INSTRUCTIONS FOR THE TASK: All lines in the data bearing the string "Python" should be identified and copied.

DATA LINES:

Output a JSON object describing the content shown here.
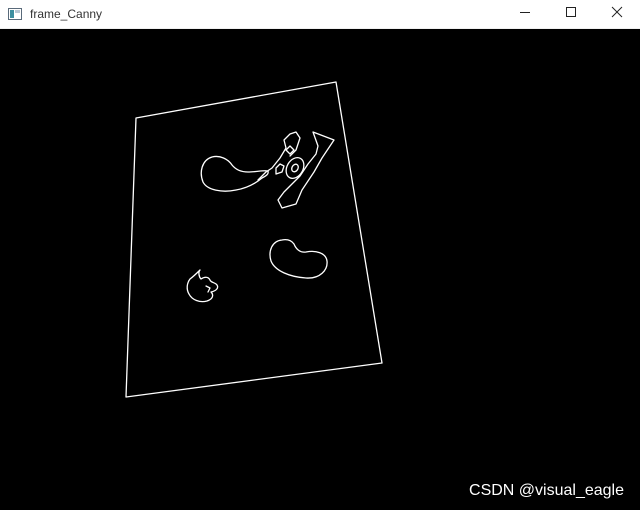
{
  "window": {
    "title": "frame_Canny",
    "icon": "opencv-window-icon",
    "controls": {
      "minimize_icon": "minimize-icon",
      "maximize_icon": "maximize-icon",
      "close_icon": "close-icon"
    }
  },
  "image": {
    "description_kind": "canny-edge-output",
    "edge_color": "#ffffff",
    "background_color": "#000000"
  },
  "watermark": {
    "text": "CSDN @visual_eagle"
  }
}
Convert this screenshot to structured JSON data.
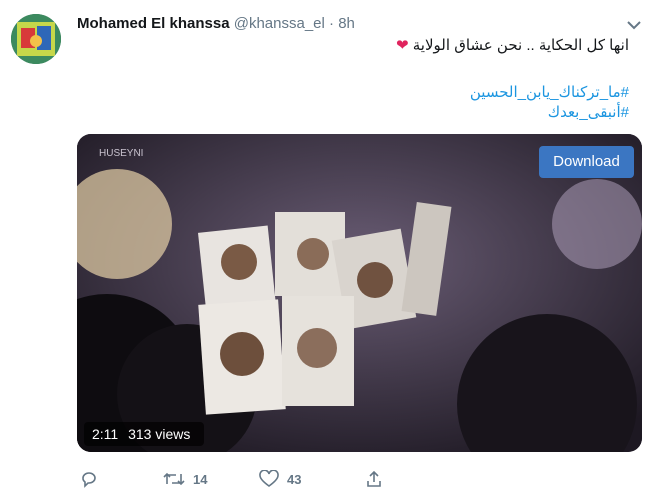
{
  "tweet": {
    "author_name": "Mohamed El khanssa",
    "handle": "@khanssa_el",
    "separator": "·",
    "time": "8h",
    "text": "انها كل الحكاية .. نحن عشاق الولاية",
    "emoji": "❤",
    "hashtags": [
      "#ما_تركناك_يابن_الحسين",
      "#أنبقى_بعدك"
    ]
  },
  "media": {
    "download_label": "Download",
    "duration": "2:11",
    "views": "313 views",
    "watermark": "HUSEYNI"
  },
  "actions": {
    "retweets": "14",
    "likes": "43"
  },
  "colors": {
    "link": "#1b95e0",
    "download_button": "#3b76c2",
    "like": "#e0245e"
  },
  "icons": [
    "avatar",
    "chevron-down-icon",
    "reply-icon",
    "retweet-icon",
    "like-icon",
    "share-icon"
  ]
}
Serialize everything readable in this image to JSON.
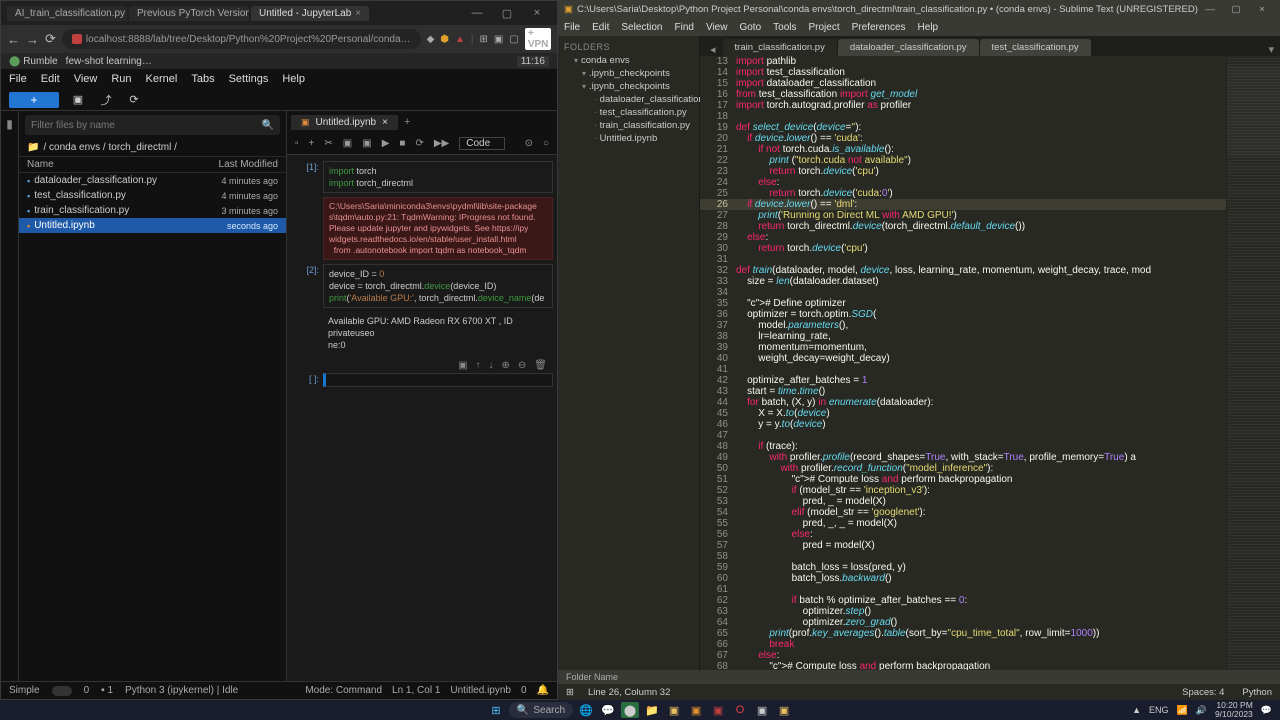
{
  "jupyter": {
    "browser_tabs": [
      {
        "label": "AI_train_classification.py at m..."
      },
      {
        "label": "Previous PyTorch Versions | PyTorc"
      },
      {
        "label": "Untitled - JupyterLab",
        "active": true
      }
    ],
    "time_badge": "11:16",
    "url": "localhost:8888/lab/tree/Desktop/Python%20Project%20Personal/conda…",
    "vpn": "+ VPN",
    "bookmark": "few-shot learning…",
    "bookmark_site": "Rumble",
    "menu": [
      "File",
      "Edit",
      "View",
      "Run",
      "Kernel",
      "Tabs",
      "Settings",
      "Help"
    ],
    "filter_placeholder": "Filter files by name",
    "crumb": "/ conda envs / torch_directml /",
    "file_cols": {
      "name": "Name",
      "mod": "Last Modified"
    },
    "files": [
      {
        "n": "dataloader_classification.py",
        "t": "4 minutes ago",
        "i": "py"
      },
      {
        "n": "test_classification.py",
        "t": "4 minutes ago",
        "i": "py"
      },
      {
        "n": "train_classification.py",
        "t": "3 minutes ago",
        "i": "py"
      },
      {
        "n": "Untitled.ipynb",
        "t": "seconds ago",
        "i": "nb",
        "sel": true
      }
    ],
    "nb_tab": "Untitled.ipynb",
    "code_dd": "Code",
    "cell1_prompt": "[1]:",
    "cell1_code": "import torch\nimport torch_directml",
    "cell1_err": "C:\\Users\\Saria\\miniconda3\\envs\\pydml\\lib\\site-package\ns\\tqdm\\auto.py:21: TqdmWarning: IProgress not found.\nPlease update jupyter and ipywidgets. See https://ipy\nwidgets.readthedocs.io/en/stable/user_install.html\n  from .autonotebook import tqdm as notebook_tqdm",
    "cell2_prompt": "[2]:",
    "cell2_code": "device_ID = 0\ndevice = torch_directml.device(device_ID)\nprint('Available GPU:', torch_directml.device_name(de",
    "cell2_out": "Available GPU: AMD Radeon RX 6700 XT , ID privateuseo\nne:0",
    "cell3_prompt": "[ ]:",
    "status": {
      "simple": "Simple",
      "idx": "0",
      "py": "Python 3 (ipykernel) | Idle",
      "mode": "Mode: Command",
      "ln": "Ln 1, Col 1",
      "file": "Untitled.ipynb",
      "sav": "0"
    }
  },
  "sublime": {
    "title": "C:\\Users\\Saria\\Desktop\\Python Project Personal\\conda envs\\torch_directml\\train_classification.py • (conda envs) - Sublime Text (UNREGISTERED)",
    "menu": [
      "File",
      "Edit",
      "Selection",
      "Find",
      "View",
      "Goto",
      "Tools",
      "Project",
      "Preferences",
      "Help"
    ],
    "folders_hdr": "FOLDERS",
    "tree": [
      {
        "l": "conda envs",
        "d": 0,
        "f": true
      },
      {
        "l": ".ipynb_checkpoints",
        "d": 1,
        "f": true
      },
      {
        "l": ".ipynb_checkpoints",
        "d": 1,
        "f": true
      },
      {
        "l": "dataloader_classification.py",
        "d": 2
      },
      {
        "l": "test_classification.py",
        "d": 2
      },
      {
        "l": "train_classification.py",
        "d": 2
      },
      {
        "l": "Untitled.ipynb",
        "d": 2
      }
    ],
    "tabs": [
      {
        "l": "train_classification.py",
        "a": true
      },
      {
        "l": "dataloader_classification.py"
      },
      {
        "l": "test_classification.py"
      }
    ],
    "first_line": 13,
    "hl_line": 26,
    "code_lines": [
      "import pathlib",
      "import test_classification",
      "import dataloader_classification",
      "from test_classification import get_model",
      "import torch.autograd.profiler as profiler",
      "",
      "def select_device(device=''):",
      "    if device.lower() == 'cuda':",
      "        if not torch.cuda.is_available():",
      "            print (\"torch.cuda not available\")",
      "            return torch.device('cpu')",
      "        else:",
      "            return torch.device('cuda:0')",
      "    if device.lower() == 'dml':",
      "        print('Running on Direct ML with AMD GPU!')",
      "        return torch_directml.device(torch_directml.default_device())",
      "    else:",
      "        return torch.device('cpu')",
      "",
      "def train(dataloader, model, device, loss, learning_rate, momentum, weight_decay, trace, mod",
      "    size = len(dataloader.dataset)",
      "",
      "    # Define optimizer",
      "    optimizer = torch.optim.SGD(",
      "        model.parameters(),",
      "        lr=learning_rate,",
      "        momentum=momentum,",
      "        weight_decay=weight_decay)",
      "",
      "    optimize_after_batches = 1",
      "    start = time.time()",
      "    for batch, (X, y) in enumerate(dataloader):",
      "        X = X.to(device)",
      "        y = y.to(device)",
      "",
      "        if (trace):",
      "            with profiler.profile(record_shapes=True, with_stack=True, profile_memory=True) a",
      "                with profiler.record_function(\"model_inference\"):",
      "                    # Compute loss and perform backpropagation",
      "                    if (model_str == 'inception_v3'):",
      "                        pred, _ = model(X)",
      "                    elif (model_str == 'googlenet'):",
      "                        pred, _, _ = model(X)",
      "                    else:",
      "                        pred = model(X)",
      "",
      "                    batch_loss = loss(pred, y)",
      "                    batch_loss.backward()",
      "",
      "                    if batch % optimize_after_batches == 0:",
      "                        optimizer.step()",
      "                        optimizer.zero_grad()",
      "            print(prof.key_averages().table(sort_by=\"cpu_time_total\", row_limit=1000))",
      "            break",
      "        else:",
      "            # Compute loss and perform backpropagation"
    ],
    "footer_hint": "Folder Name",
    "status_pos": "Line 26, Column 32",
    "status_spaces": "Spaces: 4",
    "status_lang": "Python"
  },
  "taskbar": {
    "search": "Search",
    "tray": {
      "net": "▲",
      "lang": "ENG",
      "time1": "10:20 PM",
      "time2": "9/10/2023"
    }
  }
}
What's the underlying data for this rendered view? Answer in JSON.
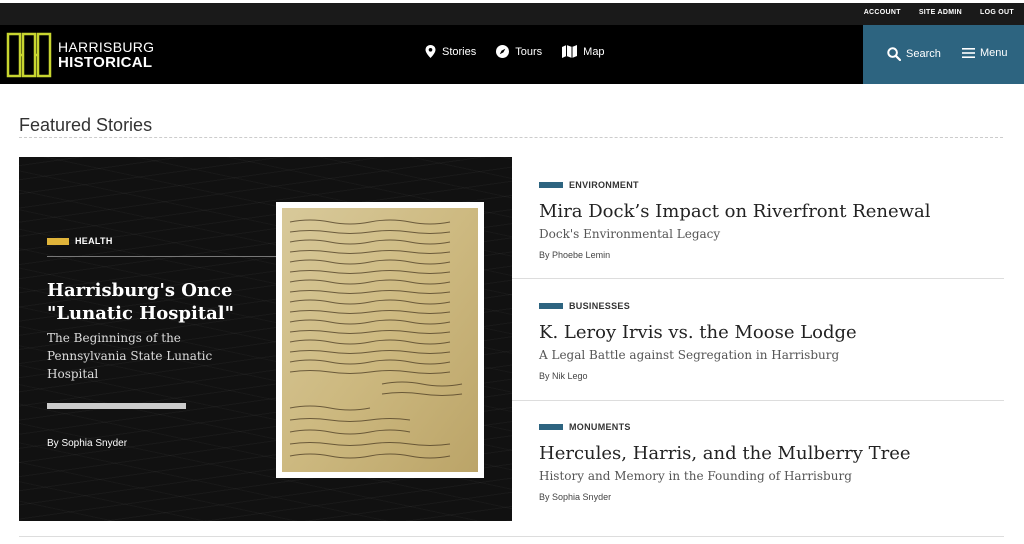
{
  "topbar": {
    "links": [
      "ACCOUNT",
      "SITE ADMIN",
      "LOG OUT"
    ]
  },
  "header": {
    "logo_line1": "HARRISBURG",
    "logo_line2": "HISTORICAL",
    "logo_color": "#c8d530",
    "nav": [
      {
        "label": "Stories",
        "icon": "map-pin-icon"
      },
      {
        "label": "Tours",
        "icon": "compass-icon"
      },
      {
        "label": "Map",
        "icon": "map-icon"
      }
    ],
    "search_label": "Search",
    "menu_label": "Menu",
    "accent_color": "#2d6480"
  },
  "main": {
    "section_title": "Featured Stories",
    "featured": {
      "category": "HEALTH",
      "category_color": "#e0b43a",
      "title": "Harrisburg's Once \"Lunatic Hospital\"",
      "subtitle": "The Beginnings of the Pennsylvania State Lunatic Hospital",
      "by_prefix": "By",
      "author": "Sophia Snyder"
    },
    "stories": [
      {
        "category": "ENVIRONMENT",
        "title": "Mira Dock’s Impact on Riverfront Renewal",
        "subtitle": "Dock's Environmental Legacy",
        "by_prefix": "By",
        "author": "Phoebe Lemin"
      },
      {
        "category": "BUSINESSES",
        "title": "K. Leroy Irvis vs. the Moose Lodge",
        "subtitle": "A Legal Battle against Segregation in Harrisburg",
        "by_prefix": "By",
        "author": "Nik Lego"
      },
      {
        "category": "MONUMENTS",
        "title": "Hercules, Harris, and the Mulberry Tree",
        "subtitle": "History and Memory in the Founding of Harrisburg",
        "by_prefix": "By",
        "author": "Sophia Snyder"
      }
    ]
  }
}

TASK RESULT:
    "url": "localhost:8888/lab/tree/Desktop/Python%20Project%20Personal/conda…",
      "py": "Python 3 (ipykernel) | Idle",
    "title": "C:\\Users\\Saria\\Desktop\\Python Project Personal\\conda envs\\torch_directml\\train_classification.py • (conda envs) - Sublime Text (UNREGISTERED)",
    "status_lang": "Python"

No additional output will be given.